(Instructions for the task): Which lines hold the word "综合治理"? Copy each one.

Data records

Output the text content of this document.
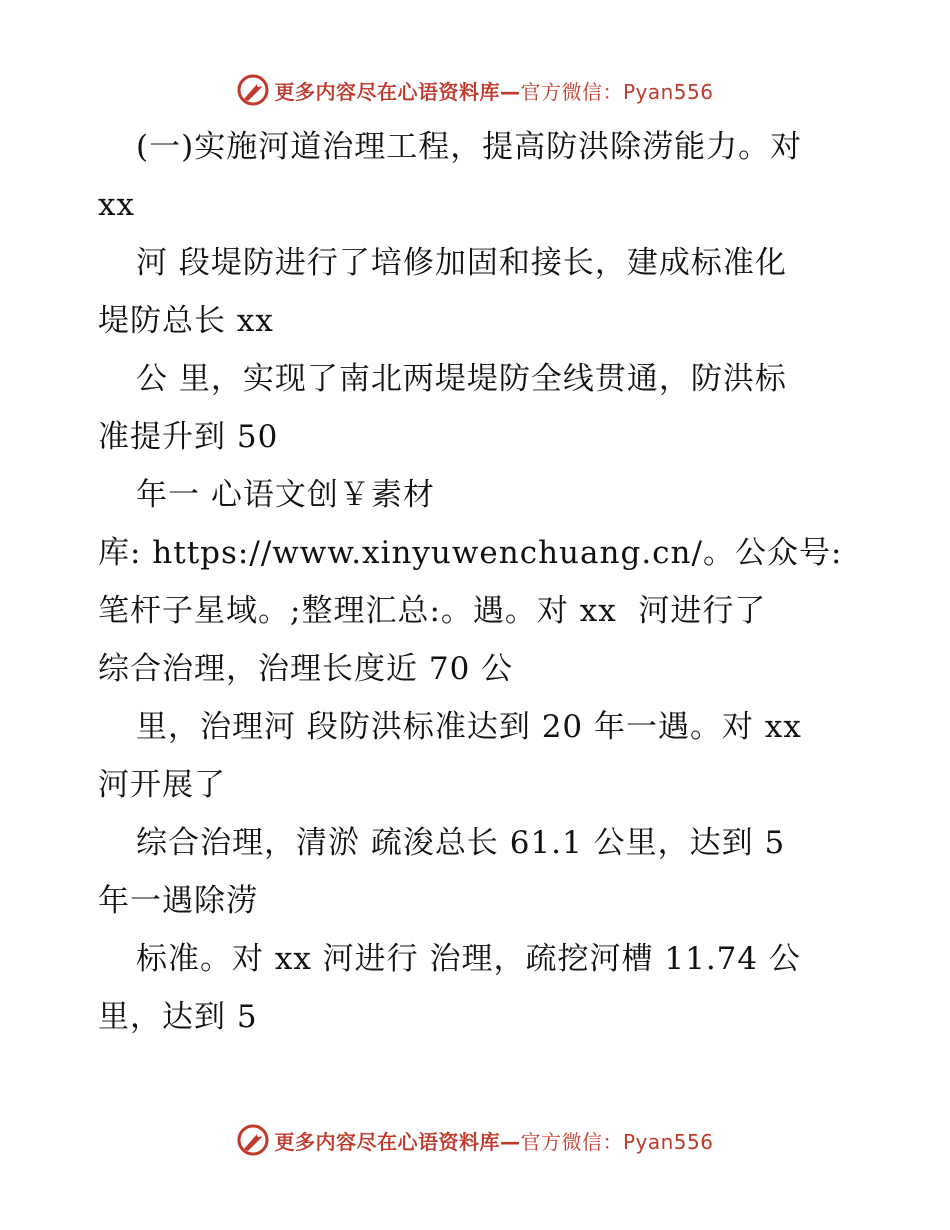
更多内容尽在心语资料库—官方微信：Pyan556
(一)实施河道治理工程，提高防洪除涝能力。对
xx
河 段堤防进行了培修加固和接长，建成标准化
堤防总长 xx
公 里，实现了南北两堤堤防全线贯通，防洪标
准提升到 50
年一 心语文创￥素材
库: https://www.xinyuwenchuang.cn/。公众号:
笔杆子星域。;整理汇总:。遇。对 xx  河进行了
综合治理，治理长度近 70 公
里，治理河 段防洪标准达到 20 年一遇。对 xx
河开展了
综合治理，清淤 疏浚总长 61.1 公里，达到 5
年一遇除涝
标准。对 xx 河进行 治理，疏挖河槽 11.74 公
里，达到 5
更多内容尽在心语资料库—官方微信：Pyan556
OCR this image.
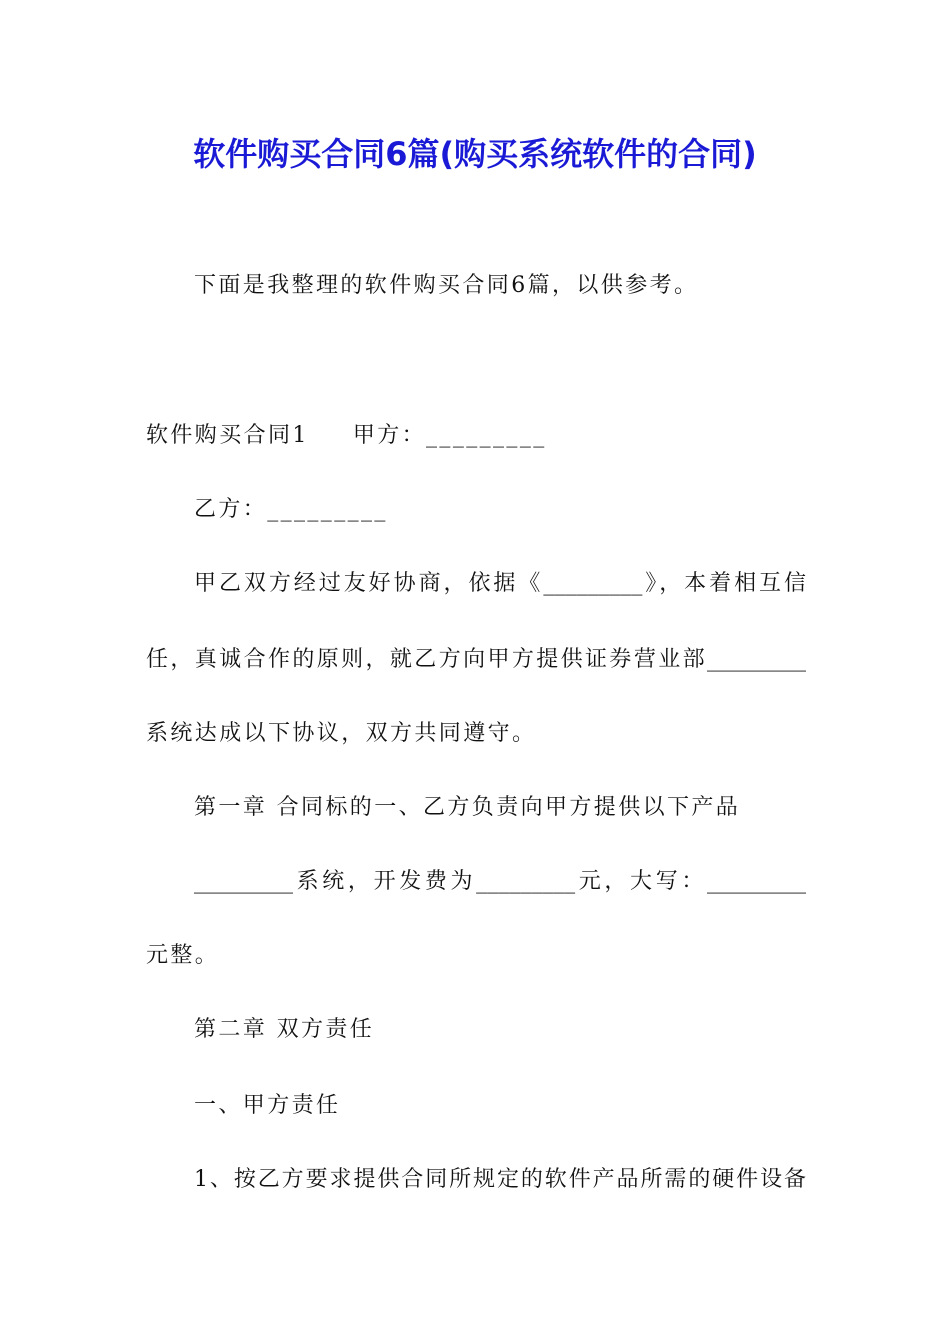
软件购买合同6篇(购买系统软件的合同)
下面是我整理的软件购买合同6篇，以供参考。
软件购买合同1 甲方：_________
乙方：_________
甲乙双方经过友好协商，依据《_________》，本着相互信
任，真诚合作的原则，就乙方向甲方提供证券营业部_________
系统达成以下协议，双方共同遵守。
第一章 合同标的一、乙方负责向甲方提供以下产品
_________系统，开发费为_________元，大写：_________
元整。
第二章 双方责任
一、甲方责任
1、按乙方要求提供合同所规定的软件产品所需的硬件设备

(Exercise response):
综合治理，治理长度近 70 公
综合治理，清淤 疏浚总长 61.1 公里，达到 5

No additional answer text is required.